Write down each entry again, exactly as it reads.
--- START OF GIVEN RECORDS ---
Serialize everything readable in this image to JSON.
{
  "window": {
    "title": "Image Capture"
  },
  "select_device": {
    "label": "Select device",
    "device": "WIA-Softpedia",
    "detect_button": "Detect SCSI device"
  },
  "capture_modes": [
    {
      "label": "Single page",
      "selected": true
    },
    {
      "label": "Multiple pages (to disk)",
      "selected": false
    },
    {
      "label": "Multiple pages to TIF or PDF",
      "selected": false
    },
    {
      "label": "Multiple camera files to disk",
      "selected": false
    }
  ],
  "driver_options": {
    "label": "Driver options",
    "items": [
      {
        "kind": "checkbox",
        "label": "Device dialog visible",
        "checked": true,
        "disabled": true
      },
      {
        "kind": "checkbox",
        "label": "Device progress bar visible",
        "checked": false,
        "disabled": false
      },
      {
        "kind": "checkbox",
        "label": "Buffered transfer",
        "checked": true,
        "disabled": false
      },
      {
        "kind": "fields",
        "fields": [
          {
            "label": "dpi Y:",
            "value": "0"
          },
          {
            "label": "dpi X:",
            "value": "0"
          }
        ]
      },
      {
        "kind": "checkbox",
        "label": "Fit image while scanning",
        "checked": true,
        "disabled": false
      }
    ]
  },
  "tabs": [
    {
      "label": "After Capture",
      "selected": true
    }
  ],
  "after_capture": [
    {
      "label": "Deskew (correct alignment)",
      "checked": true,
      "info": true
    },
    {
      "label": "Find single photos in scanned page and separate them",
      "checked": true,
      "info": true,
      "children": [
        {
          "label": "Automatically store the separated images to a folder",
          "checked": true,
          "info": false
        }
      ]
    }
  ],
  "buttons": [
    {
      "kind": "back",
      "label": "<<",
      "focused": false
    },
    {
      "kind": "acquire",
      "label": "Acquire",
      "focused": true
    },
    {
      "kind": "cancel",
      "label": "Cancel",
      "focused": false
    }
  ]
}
--- END OF GIVEN RECORDS ---
• _ANSWER TO THIS PROBLEM_
Serialize everything readable in this image to JSON.
{
  "window": {
    "title": "Image Capture"
  },
  "select_device": {
    "label": "Select device",
    "device": "WIA-Softpedia",
    "detect_button": "Detect SCSI device"
  },
  "capture_modes": [
    {
      "label": "Single page",
      "selected": true
    },
    {
      "label": "Multiple pages (to disk)",
      "selected": false
    },
    {
      "label": "Multiple pages to TIF or PDF",
      "selected": false
    },
    {
      "label": "Multiple camera files to disk",
      "selected": false
    }
  ],
  "driver_options": {
    "label": "Driver options",
    "items": [
      {
        "kind": "checkbox",
        "label": "Device dialog visible",
        "checked": true,
        "disabled": true
      },
      {
        "kind": "checkbox",
        "label": "Device progress bar visible",
        "checked": false,
        "disabled": false
      },
      {
        "kind": "checkbox",
        "label": "Buffered transfer",
        "checked": true,
        "disabled": false
      },
      {
        "kind": "fields",
        "fields": [
          {
            "label": "dpi Y:",
            "value": "0"
          },
          {
            "label": "dpi X:",
            "value": "0"
          }
        ]
      },
      {
        "kind": "checkbox",
        "label": "Fit image while scanning",
        "checked": true,
        "disabled": false
      }
    ]
  },
  "tabs": [
    {
      "label": "After Capture",
      "selected": true
    }
  ],
  "after_capture": [
    {
      "label": "Deskew (correct alignment)",
      "checked": true,
      "info": true
    },
    {
      "label": "Find single photos in scanned page and separate them",
      "checked": true,
      "info": true,
      "children": [
        {
          "label": "Automatically store the separated images to a folder",
          "checked": true,
          "info": false
        }
      ]
    }
  ],
  "buttons": [
    {
      "kind": "back",
      "label": "<<",
      "focused": false
    },
    {
      "kind": "acquire",
      "label": "Acquire",
      "focused": true
    },
    {
      "kind": "cancel",
      "label": "Cancel",
      "focused": false
    }
  ]
}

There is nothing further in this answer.